**問題の詳細**
レコードの先頭から "svg-text:10: 10 [1160,1384,1241,1465]" を含む行まで(その行を含む)を、「番号」と「内容」の2列からなるMarkdownの表として示せ。空行は除くこと。

**データ抜粋**
• • •

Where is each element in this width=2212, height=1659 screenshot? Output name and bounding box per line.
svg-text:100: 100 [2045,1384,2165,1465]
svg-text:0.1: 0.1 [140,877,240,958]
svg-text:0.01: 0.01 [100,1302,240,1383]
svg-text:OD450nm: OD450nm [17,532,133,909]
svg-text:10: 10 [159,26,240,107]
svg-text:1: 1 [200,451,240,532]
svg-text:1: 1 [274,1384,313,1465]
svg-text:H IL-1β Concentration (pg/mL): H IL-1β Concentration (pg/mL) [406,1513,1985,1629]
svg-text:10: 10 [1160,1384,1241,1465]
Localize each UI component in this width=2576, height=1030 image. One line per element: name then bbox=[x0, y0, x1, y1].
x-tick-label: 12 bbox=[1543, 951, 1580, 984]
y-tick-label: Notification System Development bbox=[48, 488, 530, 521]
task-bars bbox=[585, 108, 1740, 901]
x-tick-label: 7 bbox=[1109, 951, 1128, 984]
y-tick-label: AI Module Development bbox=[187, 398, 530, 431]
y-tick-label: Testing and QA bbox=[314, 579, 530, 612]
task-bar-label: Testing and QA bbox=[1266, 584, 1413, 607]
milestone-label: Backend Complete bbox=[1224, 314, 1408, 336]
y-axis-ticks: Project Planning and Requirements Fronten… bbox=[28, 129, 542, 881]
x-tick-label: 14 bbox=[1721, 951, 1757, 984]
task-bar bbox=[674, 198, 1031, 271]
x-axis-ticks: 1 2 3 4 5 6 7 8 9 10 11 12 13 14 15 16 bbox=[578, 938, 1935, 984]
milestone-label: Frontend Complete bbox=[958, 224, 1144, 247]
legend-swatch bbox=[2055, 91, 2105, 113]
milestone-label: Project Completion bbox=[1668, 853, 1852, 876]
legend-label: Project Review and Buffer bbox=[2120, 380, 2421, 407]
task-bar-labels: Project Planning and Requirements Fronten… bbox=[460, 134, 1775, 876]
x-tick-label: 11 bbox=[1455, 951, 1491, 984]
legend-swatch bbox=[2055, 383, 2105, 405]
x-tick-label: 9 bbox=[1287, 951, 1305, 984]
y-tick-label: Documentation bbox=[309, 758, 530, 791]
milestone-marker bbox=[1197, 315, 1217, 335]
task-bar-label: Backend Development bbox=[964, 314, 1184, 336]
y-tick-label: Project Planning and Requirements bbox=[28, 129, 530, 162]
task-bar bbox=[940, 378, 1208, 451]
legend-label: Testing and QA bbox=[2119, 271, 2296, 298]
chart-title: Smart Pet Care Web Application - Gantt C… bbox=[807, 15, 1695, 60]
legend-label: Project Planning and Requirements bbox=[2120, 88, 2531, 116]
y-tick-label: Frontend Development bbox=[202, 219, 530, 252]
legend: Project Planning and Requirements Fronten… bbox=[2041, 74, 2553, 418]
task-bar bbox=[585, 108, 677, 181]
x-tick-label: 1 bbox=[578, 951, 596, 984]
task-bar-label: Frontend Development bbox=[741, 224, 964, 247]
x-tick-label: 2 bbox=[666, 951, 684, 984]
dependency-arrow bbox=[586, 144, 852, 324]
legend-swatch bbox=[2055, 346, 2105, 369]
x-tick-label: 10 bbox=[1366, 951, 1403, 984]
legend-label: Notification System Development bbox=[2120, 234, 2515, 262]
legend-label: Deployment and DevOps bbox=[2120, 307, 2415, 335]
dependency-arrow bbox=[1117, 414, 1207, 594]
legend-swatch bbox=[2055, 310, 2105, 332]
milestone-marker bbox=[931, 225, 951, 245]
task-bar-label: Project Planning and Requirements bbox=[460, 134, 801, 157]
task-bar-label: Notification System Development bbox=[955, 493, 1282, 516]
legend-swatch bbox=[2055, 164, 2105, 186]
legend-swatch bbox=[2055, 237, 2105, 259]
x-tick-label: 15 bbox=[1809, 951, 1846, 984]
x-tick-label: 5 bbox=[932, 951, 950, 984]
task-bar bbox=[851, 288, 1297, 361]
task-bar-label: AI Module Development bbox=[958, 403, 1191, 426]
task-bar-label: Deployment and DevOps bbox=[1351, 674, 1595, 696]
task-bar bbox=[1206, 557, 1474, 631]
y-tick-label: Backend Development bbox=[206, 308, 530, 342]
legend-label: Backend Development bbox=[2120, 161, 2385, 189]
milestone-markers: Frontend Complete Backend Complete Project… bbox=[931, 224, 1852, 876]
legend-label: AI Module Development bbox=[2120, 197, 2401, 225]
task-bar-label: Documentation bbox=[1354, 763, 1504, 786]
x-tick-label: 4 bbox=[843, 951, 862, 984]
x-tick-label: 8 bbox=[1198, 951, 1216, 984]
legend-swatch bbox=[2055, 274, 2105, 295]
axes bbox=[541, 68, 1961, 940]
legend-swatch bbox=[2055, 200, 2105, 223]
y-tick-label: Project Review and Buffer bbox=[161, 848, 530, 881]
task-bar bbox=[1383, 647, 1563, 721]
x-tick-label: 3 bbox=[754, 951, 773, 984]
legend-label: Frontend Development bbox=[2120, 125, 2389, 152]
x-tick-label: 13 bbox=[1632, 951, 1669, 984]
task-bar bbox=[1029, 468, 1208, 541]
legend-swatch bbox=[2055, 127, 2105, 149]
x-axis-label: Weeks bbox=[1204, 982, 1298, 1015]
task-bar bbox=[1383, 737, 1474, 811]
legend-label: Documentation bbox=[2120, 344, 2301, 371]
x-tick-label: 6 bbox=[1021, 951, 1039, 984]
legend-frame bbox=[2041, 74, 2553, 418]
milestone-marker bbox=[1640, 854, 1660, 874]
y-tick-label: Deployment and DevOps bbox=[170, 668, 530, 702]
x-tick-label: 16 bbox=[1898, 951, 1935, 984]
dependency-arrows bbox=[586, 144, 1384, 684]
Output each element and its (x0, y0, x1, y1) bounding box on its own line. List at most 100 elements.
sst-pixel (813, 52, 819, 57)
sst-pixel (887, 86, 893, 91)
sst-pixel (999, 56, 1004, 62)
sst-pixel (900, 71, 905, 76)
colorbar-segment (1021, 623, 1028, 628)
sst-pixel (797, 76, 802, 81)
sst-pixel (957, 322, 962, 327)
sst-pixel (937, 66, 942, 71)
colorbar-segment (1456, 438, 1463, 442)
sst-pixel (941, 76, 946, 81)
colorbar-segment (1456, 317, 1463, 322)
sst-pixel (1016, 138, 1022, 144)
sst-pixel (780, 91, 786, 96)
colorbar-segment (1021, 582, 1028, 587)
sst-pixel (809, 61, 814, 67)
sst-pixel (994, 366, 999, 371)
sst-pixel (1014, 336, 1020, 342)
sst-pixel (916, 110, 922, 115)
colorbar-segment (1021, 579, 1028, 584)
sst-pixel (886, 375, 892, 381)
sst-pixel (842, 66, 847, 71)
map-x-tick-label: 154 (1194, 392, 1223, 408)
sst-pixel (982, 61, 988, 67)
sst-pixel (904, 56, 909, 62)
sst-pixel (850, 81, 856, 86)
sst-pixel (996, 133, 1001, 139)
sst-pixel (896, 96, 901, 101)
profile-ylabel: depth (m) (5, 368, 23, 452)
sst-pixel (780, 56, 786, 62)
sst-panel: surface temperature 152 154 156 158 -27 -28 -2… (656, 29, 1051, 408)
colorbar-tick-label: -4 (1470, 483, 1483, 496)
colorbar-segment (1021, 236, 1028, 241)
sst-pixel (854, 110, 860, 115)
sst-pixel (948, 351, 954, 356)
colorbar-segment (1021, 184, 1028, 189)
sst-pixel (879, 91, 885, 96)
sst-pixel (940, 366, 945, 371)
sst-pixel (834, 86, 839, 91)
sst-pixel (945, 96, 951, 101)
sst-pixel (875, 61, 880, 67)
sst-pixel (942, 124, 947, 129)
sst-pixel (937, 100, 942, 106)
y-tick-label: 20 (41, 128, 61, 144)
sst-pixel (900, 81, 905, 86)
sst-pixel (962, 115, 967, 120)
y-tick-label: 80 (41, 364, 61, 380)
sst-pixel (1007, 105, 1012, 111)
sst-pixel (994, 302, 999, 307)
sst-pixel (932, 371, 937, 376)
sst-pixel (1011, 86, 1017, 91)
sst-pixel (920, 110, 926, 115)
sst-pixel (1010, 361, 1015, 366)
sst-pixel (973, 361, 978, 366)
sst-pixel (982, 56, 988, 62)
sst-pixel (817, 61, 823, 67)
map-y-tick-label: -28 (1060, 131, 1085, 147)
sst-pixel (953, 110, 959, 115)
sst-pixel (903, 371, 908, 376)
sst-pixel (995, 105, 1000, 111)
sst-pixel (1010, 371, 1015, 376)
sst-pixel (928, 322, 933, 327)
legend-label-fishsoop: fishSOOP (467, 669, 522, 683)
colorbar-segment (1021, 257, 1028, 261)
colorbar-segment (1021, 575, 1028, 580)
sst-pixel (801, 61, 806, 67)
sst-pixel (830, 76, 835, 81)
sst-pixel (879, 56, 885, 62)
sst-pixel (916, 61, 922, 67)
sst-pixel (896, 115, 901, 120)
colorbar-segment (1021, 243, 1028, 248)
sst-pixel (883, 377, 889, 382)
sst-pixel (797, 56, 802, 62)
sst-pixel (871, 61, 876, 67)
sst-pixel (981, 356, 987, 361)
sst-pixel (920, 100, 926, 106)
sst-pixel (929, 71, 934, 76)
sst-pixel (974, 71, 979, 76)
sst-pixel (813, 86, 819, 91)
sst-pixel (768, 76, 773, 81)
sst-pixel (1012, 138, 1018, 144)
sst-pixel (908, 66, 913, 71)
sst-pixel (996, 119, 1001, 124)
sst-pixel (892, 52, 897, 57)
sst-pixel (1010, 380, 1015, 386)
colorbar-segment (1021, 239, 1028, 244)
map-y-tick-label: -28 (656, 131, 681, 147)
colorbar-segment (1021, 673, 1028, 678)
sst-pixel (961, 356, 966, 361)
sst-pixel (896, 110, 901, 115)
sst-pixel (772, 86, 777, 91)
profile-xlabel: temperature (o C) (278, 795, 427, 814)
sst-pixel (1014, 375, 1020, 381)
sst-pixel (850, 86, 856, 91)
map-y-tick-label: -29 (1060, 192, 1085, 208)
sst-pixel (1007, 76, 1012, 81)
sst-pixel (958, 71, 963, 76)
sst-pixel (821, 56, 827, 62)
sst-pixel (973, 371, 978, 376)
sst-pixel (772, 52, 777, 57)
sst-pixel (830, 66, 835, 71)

• • •

**解答**
| 番号 | 内容 |
|---|---|
| 1 | Where is each element in this width=2212, height=1659 screenshot? Output name and bounding box per line. |
| 2 | svg-text:100: 100 [2045,1384,2165,1465] |
| 3 | svg-text:0.1: 0.1 [140,877,240,958] |
| 4 | svg-text:0.01: 0.01 [100,1302,240,1383] |
| 5 | svg-text:OD450nm: OD450nm [17,532,133,909] |
| 6 | svg-text:10: 10 [159,26,240,107] |
| 7 | svg-text:1: 1 [200,451,240,532] |
| 8 | svg-text:1: 1 [274,1384,313,1465] |
| 9 | svg-text:H IL-1β Concentration (pg/mL): H IL-1β Concentration (pg/mL) [406,1513,1985,1629] |
| 10 | svg-text:10: 10 [1160,1384,1241,1465] |